**WHAT YOU NEED TO DO**
Leave out the pictures and copy the remaining records exactly.

Dataset entries:
* begin *

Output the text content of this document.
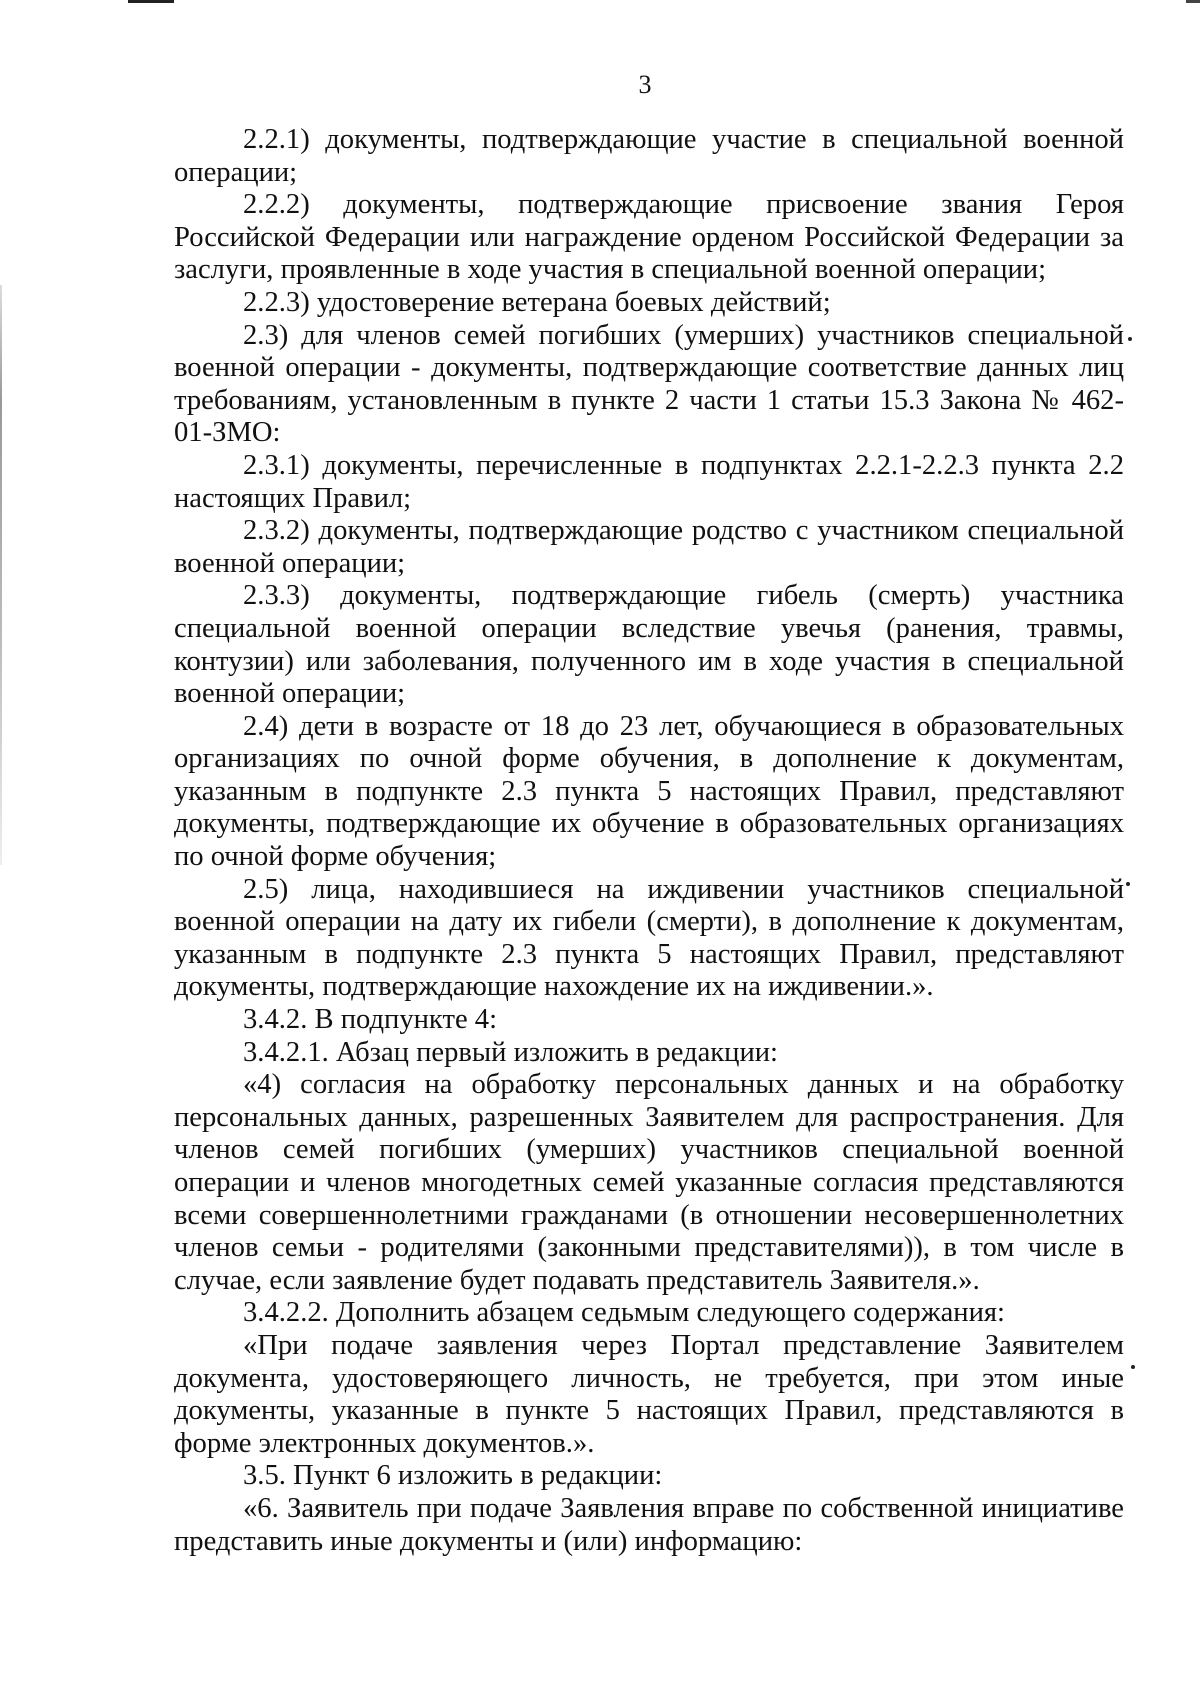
3

2.2.1) документы, подтверждающие участие в специальной военной операции;

2.2.2) документы, подтверждающие присвоение звания Героя Российской Федерации или награждение орденом Российской Федерации за заслуги, проявленные в ходе участия в специальной военной операции;

2.2.3) удостоверение ветерана боевых действий;

2.3) для членов семей погибших (умерших) участников специальной военной операции - документы, подтверждающие соответствие данных лиц требованиям, установленным в пункте 2 части 1 статьи 15.3 Закона № 462-01-ЗМО:

2.3.1) документы, перечисленные в подпунктах 2.2.1-2.2.3 пункта 2.2 настоящих Правил;

2.3.2) документы, подтверждающие родство с участником специальной военной операции;

2.3.3) документы, подтверждающие гибель (смерть) участника специальной военной операции вследствие увечья (ранения, травмы, контузии) или заболевания, полученного им в ходе участия в специальной военной операции;

2.4) дети в возрасте от 18 до 23 лет, обучающиеся в образовательных организациях по очной форме обучения, в дополнение к документам, указанным в подпункте 2.3 пункта 5 настоящих Правил, представляют документы, подтверждающие их обучение в образовательных организациях по очной форме обучения;

2.5) лица, находившиеся на иждивении участников специальной военной операции на дату их гибели (смерти), в дополнение к документам, указанным в подпункте 2.3 пункта 5 настоящих Правил, представляют документы, подтверждающие нахождение их на иждивении.».

3.4.2. В подпункте 4:

3.4.2.1. Абзац первый изложить в редакции:

«4) согласия на обработку персональных данных и на обработку персональных данных, разрешенных Заявителем для распространения. Для членов семей погибших (умерших) участников специальной военной операции и членов многодетных семей указанные согласия представляются всеми совершеннолетними гражданами (в отношении несовершеннолетних членов семьи - родителями (законными представителями)), в том числе в случае, если заявление будет подавать представитель Заявителя.».

3.4.2.2. Дополнить абзацем седьмым следующего содержания:

«При подаче заявления через Портал представление Заявителем документа, удостоверяющего личность, не требуется, при этом иные документы, указанные в пункте 5 настоящих Правил, представляются в форме электронных документов.».

3.5. Пункт 6 изложить в редакции:

«6. Заявитель при подаче Заявления вправе по собственной инициативе представить иные документы и (или) информацию:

* end *

**RESPONSE FOR THIS EXERCISE**
Output the text content of this document.
3

2.2.1) документы, подтверждающие участие в специальной военной операции;

2.2.2) документы, подтверждающие присвоение звания Героя Российской Федерации или награждение орденом Российской Федерации за заслуги, проявленные в ходе участия в специальной военной операции;

2.2.3) удостоверение ветерана боевых действий;

2.3) для членов семей погибших (умерших) участников специальной военной операции - документы, подтверждающие соответствие данных лиц требованиям, установленным в пункте 2 части 1 статьи 15.3 Закона № 462-01-ЗМО:

2.3.1) документы, перечисленные в подпунктах 2.2.1-2.2.3 пункта 2.2 настоящих Правил;

2.3.2) документы, подтверждающие родство с участником специальной военной операции;

2.3.3) документы, подтверждающие гибель (смерть) участника специальной военной операции вследствие увечья (ранения, травмы, контузии) или заболевания, полученного им в ходе участия в специальной военной операции;

2.4) дети в возрасте от 18 до 23 лет, обучающиеся в образовательных организациях по очной форме обучения, в дополнение к документам, указанным в подпункте 2.3 пункта 5 настоящих Правил, представляют документы, подтверждающие их обучение в образовательных организациях по очной форме обучения;

2.5) лица, находившиеся на иждивении участников специальной военной операции на дату их гибели (смерти), в дополнение к документам, указанным в подпункте 2.3 пункта 5 настоящих Правил, представляют документы, подтверждающие нахождение их на иждивении.».

3.4.2. В подпункте 4:

3.4.2.1. Абзац первый изложить в редакции:

«4) согласия на обработку персональных данных и на обработку персональных данных, разрешенных Заявителем для распространения. Для членов семей погибших (умерших) участников специальной военной операции и членов многодетных семей указанные согласия представляются всеми совершеннолетними гражданами (в отношении несовершеннолетних членов семьи - родителями (законными представителями)), в том числе в случае, если заявление будет подавать представитель Заявителя.».

3.4.2.2. Дополнить абзацем седьмым следующего содержания:

«При подаче заявления через Портал представление Заявителем документа, удостоверяющего личность, не требуется, при этом иные документы, указанные в пункте 5 настоящих Правил, представляются в форме электронных документов.».

3.5. Пункт 6 изложить в редакции:

«6. Заявитель при подаче Заявления вправе по собственной инициативе представить иные документы и (или) информацию:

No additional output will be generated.